*WHAT TO PRODUCE*. Look through the data below and say how many of its lines contain "document", adding nothing else.

Data records:

-*-*-

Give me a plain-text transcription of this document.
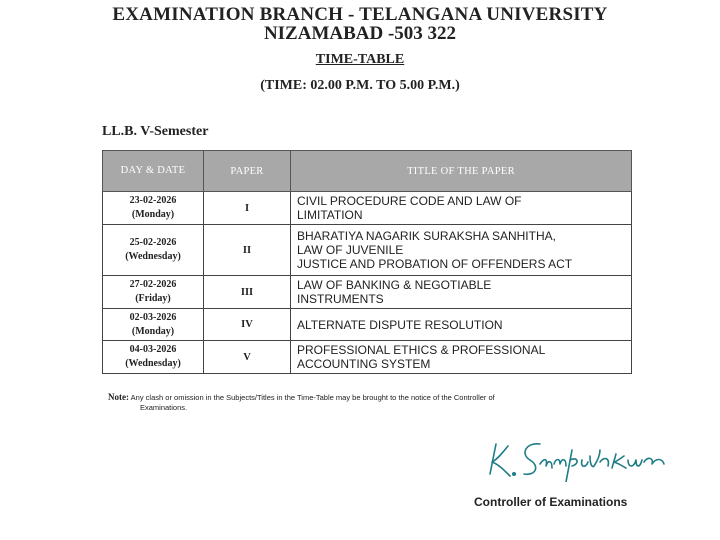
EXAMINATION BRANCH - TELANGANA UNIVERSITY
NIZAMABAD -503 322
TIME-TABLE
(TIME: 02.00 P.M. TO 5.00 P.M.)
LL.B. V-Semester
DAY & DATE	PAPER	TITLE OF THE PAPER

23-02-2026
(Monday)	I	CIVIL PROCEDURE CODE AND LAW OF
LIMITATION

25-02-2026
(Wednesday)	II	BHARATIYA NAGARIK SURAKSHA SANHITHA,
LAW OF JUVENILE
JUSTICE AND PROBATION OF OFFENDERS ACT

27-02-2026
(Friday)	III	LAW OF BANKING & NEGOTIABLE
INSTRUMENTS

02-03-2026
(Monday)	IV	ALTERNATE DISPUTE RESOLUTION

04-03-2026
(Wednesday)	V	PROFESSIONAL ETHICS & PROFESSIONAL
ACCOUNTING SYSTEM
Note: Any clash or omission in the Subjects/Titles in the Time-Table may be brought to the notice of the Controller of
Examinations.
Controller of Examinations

-*-*-

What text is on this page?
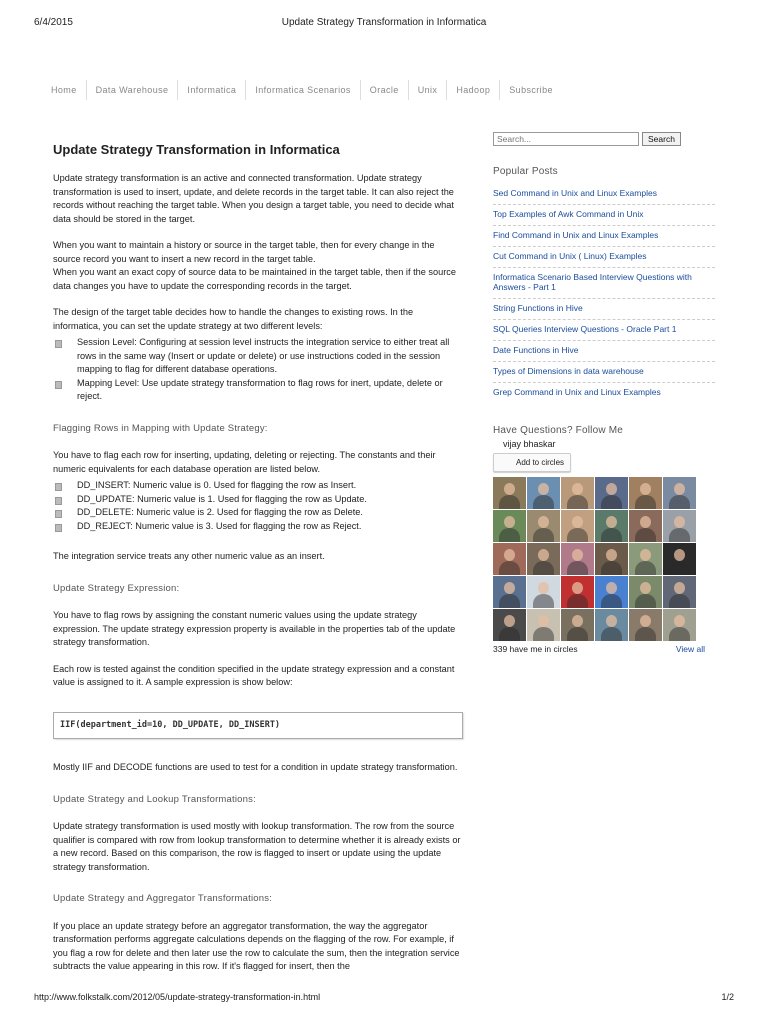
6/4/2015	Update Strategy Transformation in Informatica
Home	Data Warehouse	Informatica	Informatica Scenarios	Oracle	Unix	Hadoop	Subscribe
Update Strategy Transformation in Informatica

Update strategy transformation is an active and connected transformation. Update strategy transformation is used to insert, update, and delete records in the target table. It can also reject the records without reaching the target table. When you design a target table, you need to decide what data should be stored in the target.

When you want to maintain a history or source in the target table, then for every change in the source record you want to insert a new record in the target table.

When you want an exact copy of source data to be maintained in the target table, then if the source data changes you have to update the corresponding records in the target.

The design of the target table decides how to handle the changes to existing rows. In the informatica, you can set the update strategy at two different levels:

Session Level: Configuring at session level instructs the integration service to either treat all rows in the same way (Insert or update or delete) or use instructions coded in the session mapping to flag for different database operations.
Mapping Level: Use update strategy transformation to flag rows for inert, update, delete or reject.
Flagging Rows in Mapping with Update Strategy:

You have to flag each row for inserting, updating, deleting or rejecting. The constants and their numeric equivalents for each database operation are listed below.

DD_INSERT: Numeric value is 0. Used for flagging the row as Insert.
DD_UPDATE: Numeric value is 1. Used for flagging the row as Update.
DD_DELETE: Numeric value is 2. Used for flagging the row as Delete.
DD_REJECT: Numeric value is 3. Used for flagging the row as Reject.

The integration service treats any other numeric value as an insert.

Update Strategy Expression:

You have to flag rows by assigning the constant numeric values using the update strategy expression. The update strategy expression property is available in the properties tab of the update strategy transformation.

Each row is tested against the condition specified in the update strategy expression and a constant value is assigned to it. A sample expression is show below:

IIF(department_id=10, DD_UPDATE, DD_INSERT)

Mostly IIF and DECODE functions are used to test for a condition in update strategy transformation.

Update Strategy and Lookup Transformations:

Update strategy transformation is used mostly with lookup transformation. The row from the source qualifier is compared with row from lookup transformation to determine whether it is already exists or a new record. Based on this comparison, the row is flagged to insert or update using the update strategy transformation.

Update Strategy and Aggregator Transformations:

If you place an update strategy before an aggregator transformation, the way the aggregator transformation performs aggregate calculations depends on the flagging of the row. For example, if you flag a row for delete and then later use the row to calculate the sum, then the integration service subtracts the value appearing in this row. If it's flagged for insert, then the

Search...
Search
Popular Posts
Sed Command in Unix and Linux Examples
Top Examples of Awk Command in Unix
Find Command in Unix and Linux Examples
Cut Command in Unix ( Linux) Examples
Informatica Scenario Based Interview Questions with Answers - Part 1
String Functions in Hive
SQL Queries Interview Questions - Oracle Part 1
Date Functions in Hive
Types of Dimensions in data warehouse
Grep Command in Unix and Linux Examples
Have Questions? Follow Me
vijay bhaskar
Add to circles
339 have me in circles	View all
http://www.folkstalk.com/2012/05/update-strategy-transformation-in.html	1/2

-*-*-

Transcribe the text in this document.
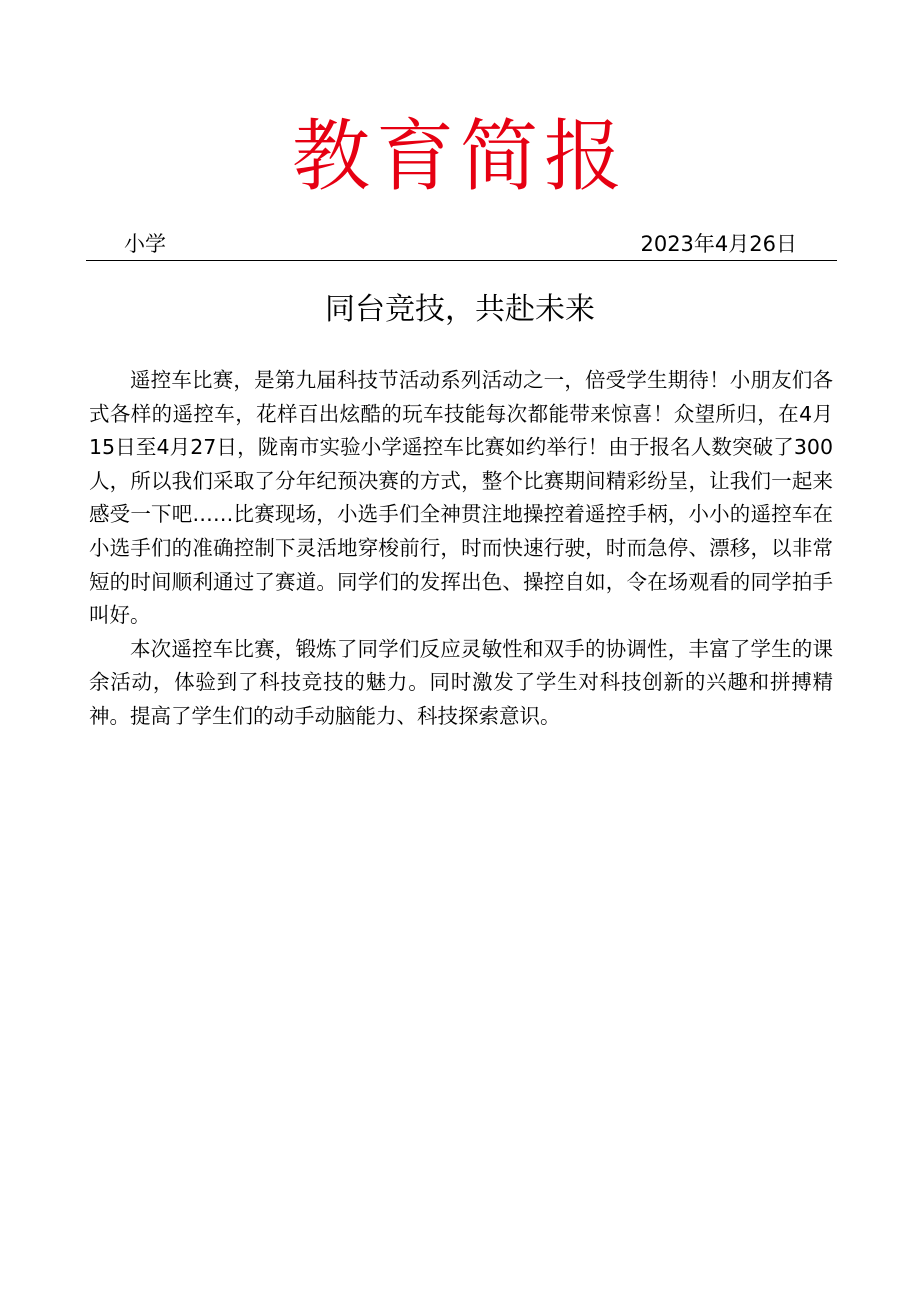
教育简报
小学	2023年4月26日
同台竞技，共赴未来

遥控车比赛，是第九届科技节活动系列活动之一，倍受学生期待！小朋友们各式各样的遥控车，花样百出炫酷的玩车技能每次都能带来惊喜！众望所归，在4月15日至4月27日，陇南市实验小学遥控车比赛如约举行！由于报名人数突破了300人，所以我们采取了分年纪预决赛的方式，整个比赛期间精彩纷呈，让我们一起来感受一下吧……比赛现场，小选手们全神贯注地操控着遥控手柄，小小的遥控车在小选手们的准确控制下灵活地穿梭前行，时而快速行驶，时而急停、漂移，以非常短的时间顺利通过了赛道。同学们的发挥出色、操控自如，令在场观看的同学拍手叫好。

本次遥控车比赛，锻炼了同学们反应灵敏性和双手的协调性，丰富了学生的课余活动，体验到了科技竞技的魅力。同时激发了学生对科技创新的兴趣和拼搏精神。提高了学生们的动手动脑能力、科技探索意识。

-*-*-

*SOLUTION BELOW*. 2